DATA SECTION
================================
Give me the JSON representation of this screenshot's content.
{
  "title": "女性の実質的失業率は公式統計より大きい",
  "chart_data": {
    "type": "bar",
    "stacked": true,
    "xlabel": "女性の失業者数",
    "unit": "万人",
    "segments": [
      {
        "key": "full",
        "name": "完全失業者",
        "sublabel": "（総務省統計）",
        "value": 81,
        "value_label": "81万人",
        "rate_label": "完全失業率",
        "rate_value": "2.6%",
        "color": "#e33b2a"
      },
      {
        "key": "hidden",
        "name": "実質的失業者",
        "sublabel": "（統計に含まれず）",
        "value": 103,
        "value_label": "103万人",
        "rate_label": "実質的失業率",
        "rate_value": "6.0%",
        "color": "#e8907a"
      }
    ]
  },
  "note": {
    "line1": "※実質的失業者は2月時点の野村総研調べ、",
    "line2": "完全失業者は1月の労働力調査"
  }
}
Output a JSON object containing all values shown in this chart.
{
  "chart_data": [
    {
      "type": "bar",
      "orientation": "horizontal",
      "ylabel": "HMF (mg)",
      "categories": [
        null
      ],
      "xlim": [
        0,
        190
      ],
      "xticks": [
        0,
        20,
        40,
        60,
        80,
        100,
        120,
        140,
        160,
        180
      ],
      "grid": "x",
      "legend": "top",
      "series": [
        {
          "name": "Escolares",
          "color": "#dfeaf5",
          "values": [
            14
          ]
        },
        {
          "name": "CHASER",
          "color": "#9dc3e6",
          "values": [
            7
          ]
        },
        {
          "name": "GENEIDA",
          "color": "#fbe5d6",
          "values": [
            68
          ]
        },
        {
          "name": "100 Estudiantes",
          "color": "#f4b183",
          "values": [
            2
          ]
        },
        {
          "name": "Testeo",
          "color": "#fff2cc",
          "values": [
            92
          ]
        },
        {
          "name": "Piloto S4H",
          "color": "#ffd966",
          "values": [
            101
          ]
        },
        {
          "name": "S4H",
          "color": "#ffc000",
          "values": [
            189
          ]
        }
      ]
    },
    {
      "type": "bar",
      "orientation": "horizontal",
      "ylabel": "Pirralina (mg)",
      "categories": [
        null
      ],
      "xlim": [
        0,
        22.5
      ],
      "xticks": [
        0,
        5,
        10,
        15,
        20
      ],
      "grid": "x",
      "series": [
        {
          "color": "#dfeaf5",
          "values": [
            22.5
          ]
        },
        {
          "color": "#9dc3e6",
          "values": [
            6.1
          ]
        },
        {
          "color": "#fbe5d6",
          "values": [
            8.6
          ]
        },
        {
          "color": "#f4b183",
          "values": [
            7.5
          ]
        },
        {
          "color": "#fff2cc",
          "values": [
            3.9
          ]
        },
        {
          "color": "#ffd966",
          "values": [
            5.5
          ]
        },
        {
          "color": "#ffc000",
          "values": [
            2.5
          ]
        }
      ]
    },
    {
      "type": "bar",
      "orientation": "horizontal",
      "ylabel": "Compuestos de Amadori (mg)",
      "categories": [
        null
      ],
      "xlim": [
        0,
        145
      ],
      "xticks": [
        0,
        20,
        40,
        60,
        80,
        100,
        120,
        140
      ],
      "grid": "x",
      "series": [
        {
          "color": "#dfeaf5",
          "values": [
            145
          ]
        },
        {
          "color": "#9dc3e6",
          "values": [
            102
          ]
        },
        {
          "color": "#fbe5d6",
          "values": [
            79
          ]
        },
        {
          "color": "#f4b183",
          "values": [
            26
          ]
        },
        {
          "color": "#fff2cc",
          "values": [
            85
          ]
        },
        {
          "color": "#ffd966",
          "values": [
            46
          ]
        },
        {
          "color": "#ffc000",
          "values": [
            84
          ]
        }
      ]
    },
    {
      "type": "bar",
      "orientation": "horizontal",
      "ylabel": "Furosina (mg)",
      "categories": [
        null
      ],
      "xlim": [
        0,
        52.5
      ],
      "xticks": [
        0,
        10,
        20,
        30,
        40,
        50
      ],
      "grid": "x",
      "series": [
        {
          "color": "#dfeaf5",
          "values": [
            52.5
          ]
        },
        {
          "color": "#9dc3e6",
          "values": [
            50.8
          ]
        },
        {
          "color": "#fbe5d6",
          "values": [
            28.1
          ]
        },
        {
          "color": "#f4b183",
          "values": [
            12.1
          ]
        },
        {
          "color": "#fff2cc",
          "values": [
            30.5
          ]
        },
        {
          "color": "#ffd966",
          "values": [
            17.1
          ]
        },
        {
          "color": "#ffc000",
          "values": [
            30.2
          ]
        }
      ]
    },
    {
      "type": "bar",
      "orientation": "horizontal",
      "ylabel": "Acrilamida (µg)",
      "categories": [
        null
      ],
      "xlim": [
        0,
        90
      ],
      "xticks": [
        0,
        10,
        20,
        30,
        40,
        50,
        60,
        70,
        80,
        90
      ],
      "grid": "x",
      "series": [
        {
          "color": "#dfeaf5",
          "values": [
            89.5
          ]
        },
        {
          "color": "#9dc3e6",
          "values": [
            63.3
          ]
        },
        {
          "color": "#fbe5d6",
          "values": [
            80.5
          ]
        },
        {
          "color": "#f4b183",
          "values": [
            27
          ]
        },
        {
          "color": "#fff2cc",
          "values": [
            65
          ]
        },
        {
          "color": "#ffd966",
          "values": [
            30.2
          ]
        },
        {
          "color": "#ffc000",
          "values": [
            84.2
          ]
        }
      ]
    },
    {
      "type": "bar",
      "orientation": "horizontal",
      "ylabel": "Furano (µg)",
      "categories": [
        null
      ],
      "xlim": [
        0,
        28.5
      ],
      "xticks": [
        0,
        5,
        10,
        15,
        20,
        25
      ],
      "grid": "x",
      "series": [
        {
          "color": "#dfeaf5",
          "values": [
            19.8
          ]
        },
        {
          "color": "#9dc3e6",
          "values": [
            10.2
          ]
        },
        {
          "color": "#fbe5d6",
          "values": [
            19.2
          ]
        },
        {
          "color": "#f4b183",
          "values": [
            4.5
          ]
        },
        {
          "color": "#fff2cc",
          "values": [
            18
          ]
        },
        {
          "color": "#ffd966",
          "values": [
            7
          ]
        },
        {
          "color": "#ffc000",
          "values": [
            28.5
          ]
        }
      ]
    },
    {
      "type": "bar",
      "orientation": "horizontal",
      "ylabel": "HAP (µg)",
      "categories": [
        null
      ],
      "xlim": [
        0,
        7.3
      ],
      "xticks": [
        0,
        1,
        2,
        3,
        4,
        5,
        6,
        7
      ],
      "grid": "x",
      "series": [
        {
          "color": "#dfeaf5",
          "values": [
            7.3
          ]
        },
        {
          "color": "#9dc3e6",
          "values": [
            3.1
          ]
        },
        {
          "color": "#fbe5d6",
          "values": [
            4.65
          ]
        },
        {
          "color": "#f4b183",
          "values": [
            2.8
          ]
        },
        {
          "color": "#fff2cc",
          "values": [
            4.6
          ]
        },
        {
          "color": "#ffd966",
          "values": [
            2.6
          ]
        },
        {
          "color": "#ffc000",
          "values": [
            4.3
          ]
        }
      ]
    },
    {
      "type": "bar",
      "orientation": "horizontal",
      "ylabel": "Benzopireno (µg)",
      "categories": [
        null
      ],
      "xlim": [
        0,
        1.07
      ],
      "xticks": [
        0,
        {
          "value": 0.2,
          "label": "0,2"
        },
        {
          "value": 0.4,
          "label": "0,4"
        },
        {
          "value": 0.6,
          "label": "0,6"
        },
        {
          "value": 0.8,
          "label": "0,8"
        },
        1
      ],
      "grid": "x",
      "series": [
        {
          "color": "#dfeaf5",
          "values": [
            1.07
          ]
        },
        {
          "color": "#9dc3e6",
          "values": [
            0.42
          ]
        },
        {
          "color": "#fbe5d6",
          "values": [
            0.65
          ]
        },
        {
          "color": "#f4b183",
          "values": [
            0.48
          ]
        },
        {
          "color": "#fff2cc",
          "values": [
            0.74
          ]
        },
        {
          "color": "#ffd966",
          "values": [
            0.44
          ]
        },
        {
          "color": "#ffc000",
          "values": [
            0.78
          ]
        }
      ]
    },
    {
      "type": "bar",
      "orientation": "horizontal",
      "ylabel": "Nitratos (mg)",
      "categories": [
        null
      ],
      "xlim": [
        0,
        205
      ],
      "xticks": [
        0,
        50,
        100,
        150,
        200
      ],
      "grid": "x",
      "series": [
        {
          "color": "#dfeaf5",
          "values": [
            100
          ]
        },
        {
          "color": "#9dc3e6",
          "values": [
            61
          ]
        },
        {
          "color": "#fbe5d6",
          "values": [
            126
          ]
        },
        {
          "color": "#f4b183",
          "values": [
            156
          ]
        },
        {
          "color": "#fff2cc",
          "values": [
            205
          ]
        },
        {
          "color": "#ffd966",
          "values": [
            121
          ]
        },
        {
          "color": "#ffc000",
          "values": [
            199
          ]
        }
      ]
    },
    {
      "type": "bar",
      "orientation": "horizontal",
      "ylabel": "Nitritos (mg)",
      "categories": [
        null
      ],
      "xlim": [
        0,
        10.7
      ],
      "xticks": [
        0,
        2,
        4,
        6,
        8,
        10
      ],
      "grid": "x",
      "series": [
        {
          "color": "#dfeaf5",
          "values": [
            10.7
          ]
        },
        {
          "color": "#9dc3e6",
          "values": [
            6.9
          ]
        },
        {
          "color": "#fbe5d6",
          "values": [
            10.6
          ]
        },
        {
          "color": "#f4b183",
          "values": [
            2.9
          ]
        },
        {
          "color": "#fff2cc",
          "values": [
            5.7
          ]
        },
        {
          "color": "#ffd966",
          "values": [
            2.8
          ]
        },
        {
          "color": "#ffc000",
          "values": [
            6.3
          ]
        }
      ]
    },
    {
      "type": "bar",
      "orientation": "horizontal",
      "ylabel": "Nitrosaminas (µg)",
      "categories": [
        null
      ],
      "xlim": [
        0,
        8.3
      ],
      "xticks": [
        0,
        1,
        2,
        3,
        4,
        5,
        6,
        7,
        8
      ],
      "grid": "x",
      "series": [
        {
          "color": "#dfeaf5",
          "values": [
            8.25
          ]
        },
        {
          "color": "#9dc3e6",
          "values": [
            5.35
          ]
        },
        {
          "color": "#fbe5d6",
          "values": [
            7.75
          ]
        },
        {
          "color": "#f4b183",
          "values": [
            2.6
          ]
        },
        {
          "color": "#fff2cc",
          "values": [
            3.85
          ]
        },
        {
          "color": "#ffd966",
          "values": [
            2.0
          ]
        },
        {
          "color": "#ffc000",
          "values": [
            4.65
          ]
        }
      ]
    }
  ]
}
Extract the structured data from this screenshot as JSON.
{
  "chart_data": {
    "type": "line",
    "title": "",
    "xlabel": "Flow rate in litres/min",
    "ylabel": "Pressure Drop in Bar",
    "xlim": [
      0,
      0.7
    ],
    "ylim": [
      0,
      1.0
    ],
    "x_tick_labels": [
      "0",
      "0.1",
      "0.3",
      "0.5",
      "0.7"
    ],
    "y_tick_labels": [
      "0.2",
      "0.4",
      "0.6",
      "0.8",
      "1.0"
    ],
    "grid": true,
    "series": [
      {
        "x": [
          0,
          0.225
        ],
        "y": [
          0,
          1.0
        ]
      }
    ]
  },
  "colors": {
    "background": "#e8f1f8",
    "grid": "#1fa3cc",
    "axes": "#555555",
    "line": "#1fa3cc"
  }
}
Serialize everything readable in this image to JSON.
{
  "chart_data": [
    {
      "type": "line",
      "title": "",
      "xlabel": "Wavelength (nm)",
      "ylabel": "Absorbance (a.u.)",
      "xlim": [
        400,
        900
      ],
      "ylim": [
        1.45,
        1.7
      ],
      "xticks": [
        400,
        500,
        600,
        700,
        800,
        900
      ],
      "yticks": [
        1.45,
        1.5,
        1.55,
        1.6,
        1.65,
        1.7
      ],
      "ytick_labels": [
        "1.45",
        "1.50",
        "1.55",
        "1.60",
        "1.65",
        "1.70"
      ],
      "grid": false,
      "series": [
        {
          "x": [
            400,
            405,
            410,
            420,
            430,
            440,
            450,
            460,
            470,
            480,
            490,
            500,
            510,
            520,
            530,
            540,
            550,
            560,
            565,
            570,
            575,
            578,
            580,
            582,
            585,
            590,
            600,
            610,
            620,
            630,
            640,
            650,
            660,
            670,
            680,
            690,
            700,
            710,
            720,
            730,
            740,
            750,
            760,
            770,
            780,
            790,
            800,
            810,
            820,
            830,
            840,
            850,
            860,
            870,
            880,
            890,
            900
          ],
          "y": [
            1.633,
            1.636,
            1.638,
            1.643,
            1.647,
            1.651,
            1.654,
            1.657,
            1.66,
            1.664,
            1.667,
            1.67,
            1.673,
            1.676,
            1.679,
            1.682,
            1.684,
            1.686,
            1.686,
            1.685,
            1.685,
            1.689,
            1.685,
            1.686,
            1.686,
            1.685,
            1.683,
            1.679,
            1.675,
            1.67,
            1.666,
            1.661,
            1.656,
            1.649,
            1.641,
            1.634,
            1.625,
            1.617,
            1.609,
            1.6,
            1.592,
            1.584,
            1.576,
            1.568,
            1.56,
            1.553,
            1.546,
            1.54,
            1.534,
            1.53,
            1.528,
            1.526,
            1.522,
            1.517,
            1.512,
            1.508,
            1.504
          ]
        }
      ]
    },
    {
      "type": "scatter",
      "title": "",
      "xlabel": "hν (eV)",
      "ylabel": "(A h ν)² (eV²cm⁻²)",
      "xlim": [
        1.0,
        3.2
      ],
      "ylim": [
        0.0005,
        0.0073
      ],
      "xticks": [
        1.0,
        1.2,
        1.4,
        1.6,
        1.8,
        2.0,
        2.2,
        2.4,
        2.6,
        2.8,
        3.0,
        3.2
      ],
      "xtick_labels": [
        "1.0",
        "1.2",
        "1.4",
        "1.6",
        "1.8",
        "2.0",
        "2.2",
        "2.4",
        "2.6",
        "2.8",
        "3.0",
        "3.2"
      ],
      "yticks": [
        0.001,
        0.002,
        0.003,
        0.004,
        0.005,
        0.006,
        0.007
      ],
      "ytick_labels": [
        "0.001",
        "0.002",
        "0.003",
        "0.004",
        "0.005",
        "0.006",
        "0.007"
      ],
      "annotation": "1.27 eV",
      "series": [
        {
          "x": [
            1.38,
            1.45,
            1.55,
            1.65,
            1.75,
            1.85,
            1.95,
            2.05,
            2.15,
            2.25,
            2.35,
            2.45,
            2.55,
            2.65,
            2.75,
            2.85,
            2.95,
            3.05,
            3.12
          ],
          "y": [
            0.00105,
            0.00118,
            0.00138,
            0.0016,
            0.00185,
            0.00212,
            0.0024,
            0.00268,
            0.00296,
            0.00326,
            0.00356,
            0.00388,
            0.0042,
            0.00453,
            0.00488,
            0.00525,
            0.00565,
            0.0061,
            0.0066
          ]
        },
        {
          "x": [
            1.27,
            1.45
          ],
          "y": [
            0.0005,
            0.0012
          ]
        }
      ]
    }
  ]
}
================================
TASK OBJECTIVE
Reply with nothing but the number of lines that contain the word "JSON".

RESULT FOR THIS TASK
4